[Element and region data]
══════════
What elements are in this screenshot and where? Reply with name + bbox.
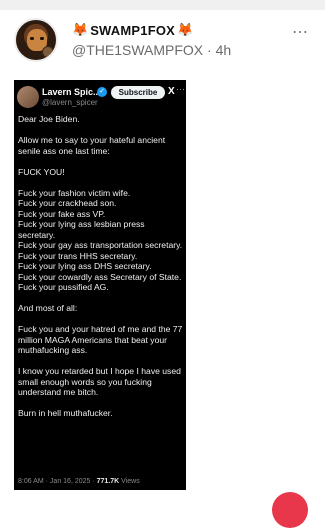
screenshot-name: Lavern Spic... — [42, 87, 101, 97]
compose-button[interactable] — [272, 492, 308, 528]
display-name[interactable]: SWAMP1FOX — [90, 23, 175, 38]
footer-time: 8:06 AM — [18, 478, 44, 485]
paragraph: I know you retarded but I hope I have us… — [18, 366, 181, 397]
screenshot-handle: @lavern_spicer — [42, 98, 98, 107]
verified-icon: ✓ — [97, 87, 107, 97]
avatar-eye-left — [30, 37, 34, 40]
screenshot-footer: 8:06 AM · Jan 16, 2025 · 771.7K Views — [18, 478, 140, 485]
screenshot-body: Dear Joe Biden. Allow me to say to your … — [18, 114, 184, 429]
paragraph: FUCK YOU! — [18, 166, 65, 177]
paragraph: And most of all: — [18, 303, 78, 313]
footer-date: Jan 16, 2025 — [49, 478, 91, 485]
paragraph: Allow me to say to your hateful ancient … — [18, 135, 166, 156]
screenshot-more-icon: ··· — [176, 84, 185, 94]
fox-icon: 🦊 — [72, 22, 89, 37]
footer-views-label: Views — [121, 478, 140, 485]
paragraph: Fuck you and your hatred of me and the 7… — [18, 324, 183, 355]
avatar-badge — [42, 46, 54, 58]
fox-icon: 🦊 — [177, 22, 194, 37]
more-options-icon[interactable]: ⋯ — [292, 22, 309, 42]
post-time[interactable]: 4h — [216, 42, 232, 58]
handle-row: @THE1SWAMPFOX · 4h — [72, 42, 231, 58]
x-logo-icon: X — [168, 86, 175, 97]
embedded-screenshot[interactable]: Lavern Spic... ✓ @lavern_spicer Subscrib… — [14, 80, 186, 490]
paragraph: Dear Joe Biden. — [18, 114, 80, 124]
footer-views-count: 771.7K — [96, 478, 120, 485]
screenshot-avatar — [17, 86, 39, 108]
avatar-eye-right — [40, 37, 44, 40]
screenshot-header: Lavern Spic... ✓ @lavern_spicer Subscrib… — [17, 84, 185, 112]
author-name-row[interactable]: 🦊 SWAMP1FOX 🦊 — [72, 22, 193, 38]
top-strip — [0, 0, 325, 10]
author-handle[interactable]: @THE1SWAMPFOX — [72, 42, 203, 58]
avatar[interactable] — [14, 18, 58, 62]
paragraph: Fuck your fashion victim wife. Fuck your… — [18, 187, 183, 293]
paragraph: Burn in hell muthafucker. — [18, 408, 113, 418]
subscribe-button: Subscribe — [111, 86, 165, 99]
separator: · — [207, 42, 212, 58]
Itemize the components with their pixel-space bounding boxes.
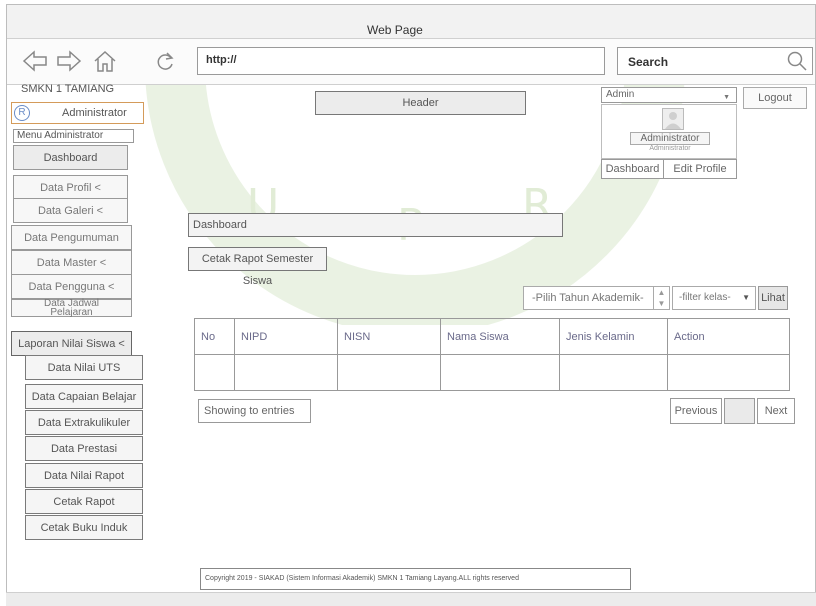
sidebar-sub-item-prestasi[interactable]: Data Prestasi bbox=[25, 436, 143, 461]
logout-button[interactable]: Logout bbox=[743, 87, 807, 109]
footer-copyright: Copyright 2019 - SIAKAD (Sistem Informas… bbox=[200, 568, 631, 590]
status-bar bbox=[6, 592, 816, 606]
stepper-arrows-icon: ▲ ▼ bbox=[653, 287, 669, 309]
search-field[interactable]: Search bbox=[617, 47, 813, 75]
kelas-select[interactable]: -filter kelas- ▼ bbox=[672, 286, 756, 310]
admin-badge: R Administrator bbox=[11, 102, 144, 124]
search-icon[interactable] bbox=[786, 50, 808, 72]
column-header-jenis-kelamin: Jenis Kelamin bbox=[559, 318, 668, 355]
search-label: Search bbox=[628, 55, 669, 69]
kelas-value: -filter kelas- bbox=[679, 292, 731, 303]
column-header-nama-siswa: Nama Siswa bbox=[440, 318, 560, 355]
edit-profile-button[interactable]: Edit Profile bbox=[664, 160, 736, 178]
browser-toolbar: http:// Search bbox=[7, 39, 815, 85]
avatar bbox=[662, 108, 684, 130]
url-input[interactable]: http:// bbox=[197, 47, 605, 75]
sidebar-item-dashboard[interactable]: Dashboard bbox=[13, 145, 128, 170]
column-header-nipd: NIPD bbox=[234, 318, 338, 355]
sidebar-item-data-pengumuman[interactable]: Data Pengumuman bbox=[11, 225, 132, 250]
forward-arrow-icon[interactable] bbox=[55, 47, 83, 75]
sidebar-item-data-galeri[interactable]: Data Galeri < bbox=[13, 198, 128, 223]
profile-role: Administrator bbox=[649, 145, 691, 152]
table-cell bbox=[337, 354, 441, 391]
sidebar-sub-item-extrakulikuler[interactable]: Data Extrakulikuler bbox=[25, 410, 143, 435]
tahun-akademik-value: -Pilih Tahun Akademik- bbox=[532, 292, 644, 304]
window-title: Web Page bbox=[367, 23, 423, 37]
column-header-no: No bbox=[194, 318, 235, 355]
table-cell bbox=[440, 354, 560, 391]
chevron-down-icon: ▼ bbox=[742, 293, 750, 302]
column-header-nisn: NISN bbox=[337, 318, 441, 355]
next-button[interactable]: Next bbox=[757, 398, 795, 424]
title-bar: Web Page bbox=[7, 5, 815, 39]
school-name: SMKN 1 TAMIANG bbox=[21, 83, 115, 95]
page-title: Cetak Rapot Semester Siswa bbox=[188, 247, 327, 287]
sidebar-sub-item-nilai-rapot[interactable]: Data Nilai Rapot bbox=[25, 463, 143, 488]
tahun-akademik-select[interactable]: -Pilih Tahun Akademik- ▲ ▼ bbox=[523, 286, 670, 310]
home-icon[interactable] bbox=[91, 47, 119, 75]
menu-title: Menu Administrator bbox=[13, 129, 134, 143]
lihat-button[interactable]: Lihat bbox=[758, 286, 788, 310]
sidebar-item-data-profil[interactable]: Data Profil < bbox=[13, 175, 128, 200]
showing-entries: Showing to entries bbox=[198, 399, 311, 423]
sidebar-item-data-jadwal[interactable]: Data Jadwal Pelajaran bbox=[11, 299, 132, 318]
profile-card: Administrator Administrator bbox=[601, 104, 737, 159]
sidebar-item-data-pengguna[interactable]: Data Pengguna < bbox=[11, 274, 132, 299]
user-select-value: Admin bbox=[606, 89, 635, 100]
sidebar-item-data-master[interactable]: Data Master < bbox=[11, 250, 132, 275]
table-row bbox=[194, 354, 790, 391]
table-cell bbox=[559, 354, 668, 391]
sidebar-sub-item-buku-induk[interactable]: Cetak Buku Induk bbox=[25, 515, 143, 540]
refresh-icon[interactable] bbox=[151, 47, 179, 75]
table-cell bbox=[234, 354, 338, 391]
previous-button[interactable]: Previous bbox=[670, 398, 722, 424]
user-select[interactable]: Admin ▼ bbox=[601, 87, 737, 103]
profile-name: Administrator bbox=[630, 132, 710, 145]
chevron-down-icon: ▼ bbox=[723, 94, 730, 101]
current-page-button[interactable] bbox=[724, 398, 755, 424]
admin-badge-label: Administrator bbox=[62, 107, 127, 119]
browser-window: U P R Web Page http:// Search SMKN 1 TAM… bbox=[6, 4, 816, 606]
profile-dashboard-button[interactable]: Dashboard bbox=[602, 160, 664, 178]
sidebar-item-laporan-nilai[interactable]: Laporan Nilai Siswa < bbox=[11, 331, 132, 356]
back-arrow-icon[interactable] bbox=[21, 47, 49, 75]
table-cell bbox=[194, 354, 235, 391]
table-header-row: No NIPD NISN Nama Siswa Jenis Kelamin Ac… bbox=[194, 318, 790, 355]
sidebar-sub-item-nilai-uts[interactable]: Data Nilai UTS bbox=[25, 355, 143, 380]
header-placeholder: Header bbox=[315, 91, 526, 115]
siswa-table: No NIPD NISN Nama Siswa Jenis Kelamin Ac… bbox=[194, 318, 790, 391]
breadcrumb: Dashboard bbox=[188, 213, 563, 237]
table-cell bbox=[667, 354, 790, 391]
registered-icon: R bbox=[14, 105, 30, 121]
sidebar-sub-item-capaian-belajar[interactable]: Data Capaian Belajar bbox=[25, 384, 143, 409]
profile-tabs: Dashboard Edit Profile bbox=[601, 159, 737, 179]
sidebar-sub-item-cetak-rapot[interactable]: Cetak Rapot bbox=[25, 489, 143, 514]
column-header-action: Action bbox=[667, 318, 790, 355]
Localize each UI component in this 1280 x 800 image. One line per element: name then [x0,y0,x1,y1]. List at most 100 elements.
══════════
◆ **Exercise prompt**
Quote the lines word for word, beginning with the line containing "sidebar-sub-item-prestasi[interactable]: Data Prestasi" and continuing through the line containing "column-header-nama-siswa: Nama Siswa".

◆ **The answer**
sidebar-sub-item-prestasi[interactable]: Data Prestasi bbox=[25, 436, 143, 461]
logout-button[interactable]: Logout bbox=[743, 87, 807, 109]
footer-copyright: Copyright 2019 - SIAKAD (Sistem Informas… bbox=[200, 568, 631, 590]
status-bar bbox=[6, 592, 816, 606]
stepper-arrows-icon: ▲ ▼ bbox=[653, 287, 669, 309]
search-field[interactable]: Search bbox=[617, 47, 813, 75]
kelas-select[interactable]: -filter kelas- ▼ bbox=[672, 286, 756, 310]
admin-badge: R Administrator bbox=[11, 102, 144, 124]
search-icon[interactable] bbox=[786, 50, 808, 72]
column-header-jenis-kelamin: Jenis Kelamin bbox=[559, 318, 668, 355]
search-label: Search bbox=[628, 55, 669, 69]
kelas-value: -filter kelas- bbox=[679, 292, 731, 303]
column-header-nama-siswa: Nama Siswa bbox=[440, 318, 560, 355]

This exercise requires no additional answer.